## INSTRUCTIONS FOR THE TASK:
In the records below, find each line with the word "East" and copy it.

⁂

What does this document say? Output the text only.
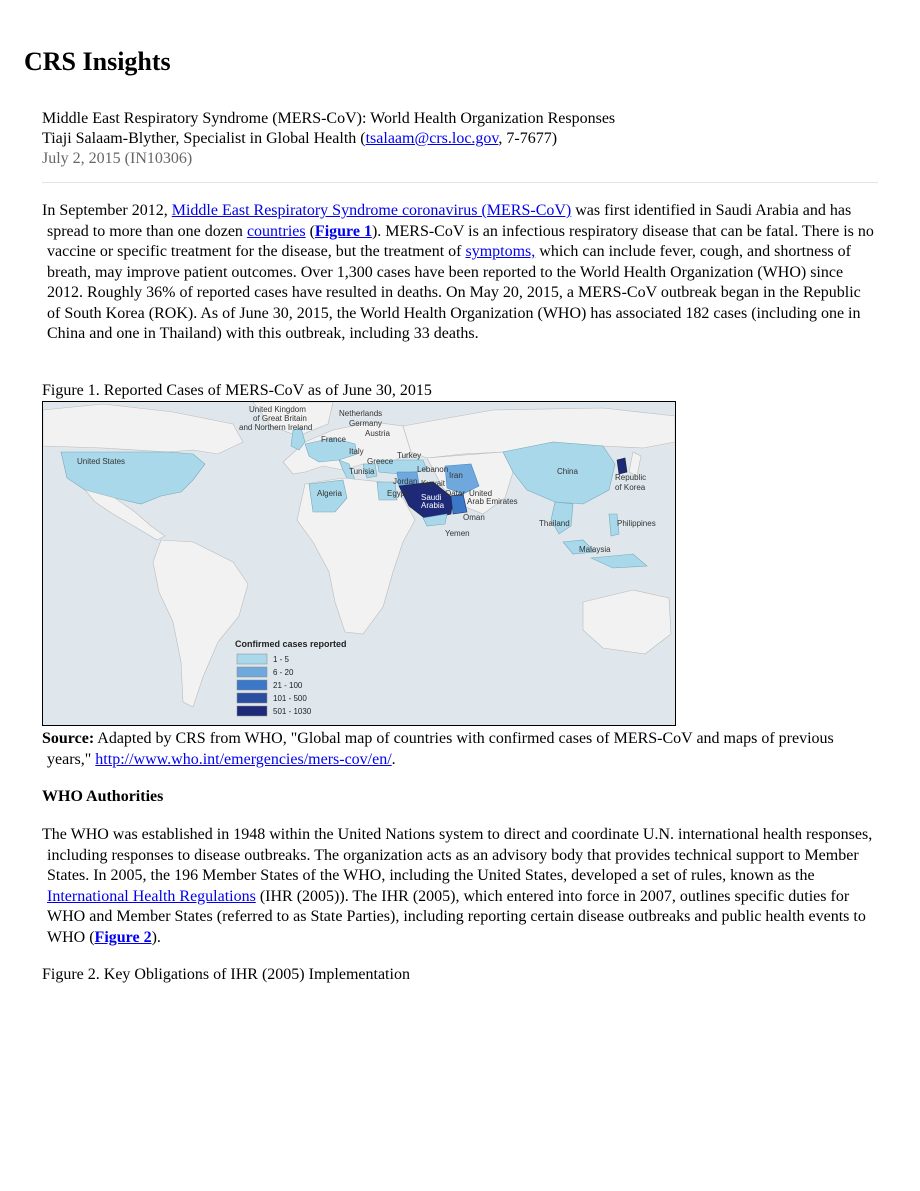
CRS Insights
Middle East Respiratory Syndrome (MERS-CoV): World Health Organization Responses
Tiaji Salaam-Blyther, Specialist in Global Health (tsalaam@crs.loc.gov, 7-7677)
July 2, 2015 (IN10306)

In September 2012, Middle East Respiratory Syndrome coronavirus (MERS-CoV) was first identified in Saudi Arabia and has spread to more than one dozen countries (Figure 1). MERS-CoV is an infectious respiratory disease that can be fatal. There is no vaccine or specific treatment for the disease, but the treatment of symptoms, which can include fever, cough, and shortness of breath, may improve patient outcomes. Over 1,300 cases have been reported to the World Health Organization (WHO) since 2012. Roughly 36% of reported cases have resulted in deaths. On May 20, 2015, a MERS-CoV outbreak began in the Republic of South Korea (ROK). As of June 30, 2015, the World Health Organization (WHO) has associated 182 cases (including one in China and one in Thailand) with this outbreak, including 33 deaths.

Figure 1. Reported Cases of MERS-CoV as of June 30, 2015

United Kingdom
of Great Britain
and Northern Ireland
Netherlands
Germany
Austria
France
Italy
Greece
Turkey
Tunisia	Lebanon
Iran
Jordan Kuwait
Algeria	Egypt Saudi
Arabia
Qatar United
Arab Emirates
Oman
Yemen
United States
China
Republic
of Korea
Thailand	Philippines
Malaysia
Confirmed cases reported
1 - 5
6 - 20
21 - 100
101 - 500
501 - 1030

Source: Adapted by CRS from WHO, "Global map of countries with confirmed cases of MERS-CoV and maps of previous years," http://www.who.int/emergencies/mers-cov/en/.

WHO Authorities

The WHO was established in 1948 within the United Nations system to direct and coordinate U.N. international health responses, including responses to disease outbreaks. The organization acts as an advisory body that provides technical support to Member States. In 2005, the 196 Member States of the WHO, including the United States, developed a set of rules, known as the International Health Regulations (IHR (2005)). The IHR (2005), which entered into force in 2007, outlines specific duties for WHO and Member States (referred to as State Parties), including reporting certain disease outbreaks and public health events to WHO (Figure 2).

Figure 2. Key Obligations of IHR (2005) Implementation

⁂

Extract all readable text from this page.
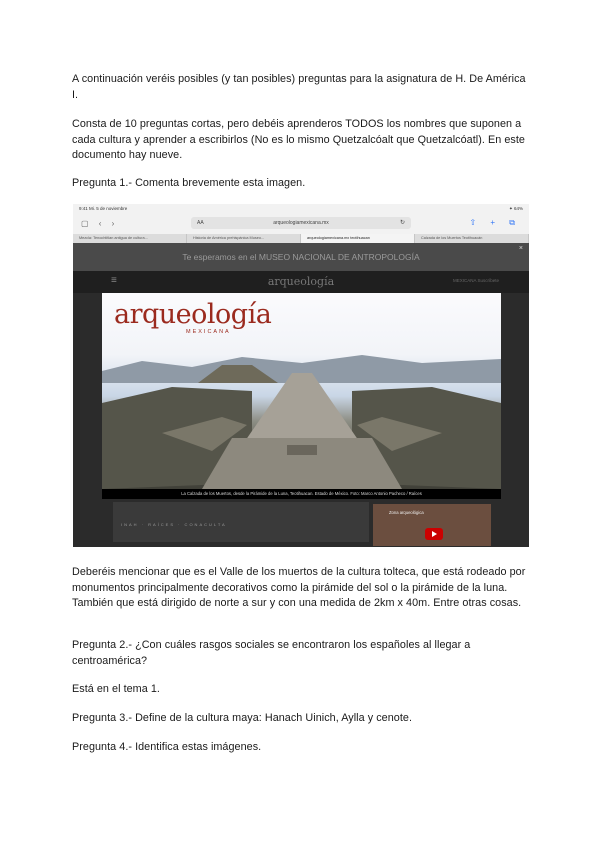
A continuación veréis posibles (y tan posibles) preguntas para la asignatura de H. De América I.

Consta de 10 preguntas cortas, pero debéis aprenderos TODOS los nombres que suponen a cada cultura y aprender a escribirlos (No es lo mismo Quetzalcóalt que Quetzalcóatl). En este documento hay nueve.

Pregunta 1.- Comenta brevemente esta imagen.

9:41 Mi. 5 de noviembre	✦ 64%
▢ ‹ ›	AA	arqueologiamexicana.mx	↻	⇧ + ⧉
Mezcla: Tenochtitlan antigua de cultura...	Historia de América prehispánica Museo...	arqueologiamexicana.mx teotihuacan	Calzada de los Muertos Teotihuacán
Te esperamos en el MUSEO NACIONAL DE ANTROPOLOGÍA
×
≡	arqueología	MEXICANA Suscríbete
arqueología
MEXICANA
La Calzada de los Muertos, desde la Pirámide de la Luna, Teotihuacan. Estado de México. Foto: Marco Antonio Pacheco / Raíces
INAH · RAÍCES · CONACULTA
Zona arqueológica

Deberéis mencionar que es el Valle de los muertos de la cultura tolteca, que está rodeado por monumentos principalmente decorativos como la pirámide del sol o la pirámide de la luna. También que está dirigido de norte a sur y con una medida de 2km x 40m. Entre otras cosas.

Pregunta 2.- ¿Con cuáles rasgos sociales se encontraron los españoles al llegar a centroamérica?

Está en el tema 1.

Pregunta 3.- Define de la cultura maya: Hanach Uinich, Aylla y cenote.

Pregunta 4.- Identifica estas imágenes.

⁂

## PROBLEM SOLUTION:
Middle East Respiratory Syndrome (MERS-CoV): World Health Organization Responses
In September 2012, Middle East Respiratory Syndrome coronavirus (MERS-CoV) was first identified in Saudi Arabia and has spread to more than one dozen countries (Figure 1). MERS-CoV is an infectious respiratory disease that can be fatal. There is no vaccine or specific treatment for the disease, but the treatment of symptoms, which can include fever, cough, and shortness of breath, may improve patient outcomes. Over 1,300 cases have been reported to the World Health Organization (WHO) since 2012. Roughly 36% of reported cases have resulted in deaths. On May 20, 2015, a MERS-CoV outbreak began in the Republic of South Korea (ROK). As of June 30, 2015, the World Health Organization (WHO) has associated 182 cases (including one in China and one in Thailand) with this outbreak, including 33 deaths.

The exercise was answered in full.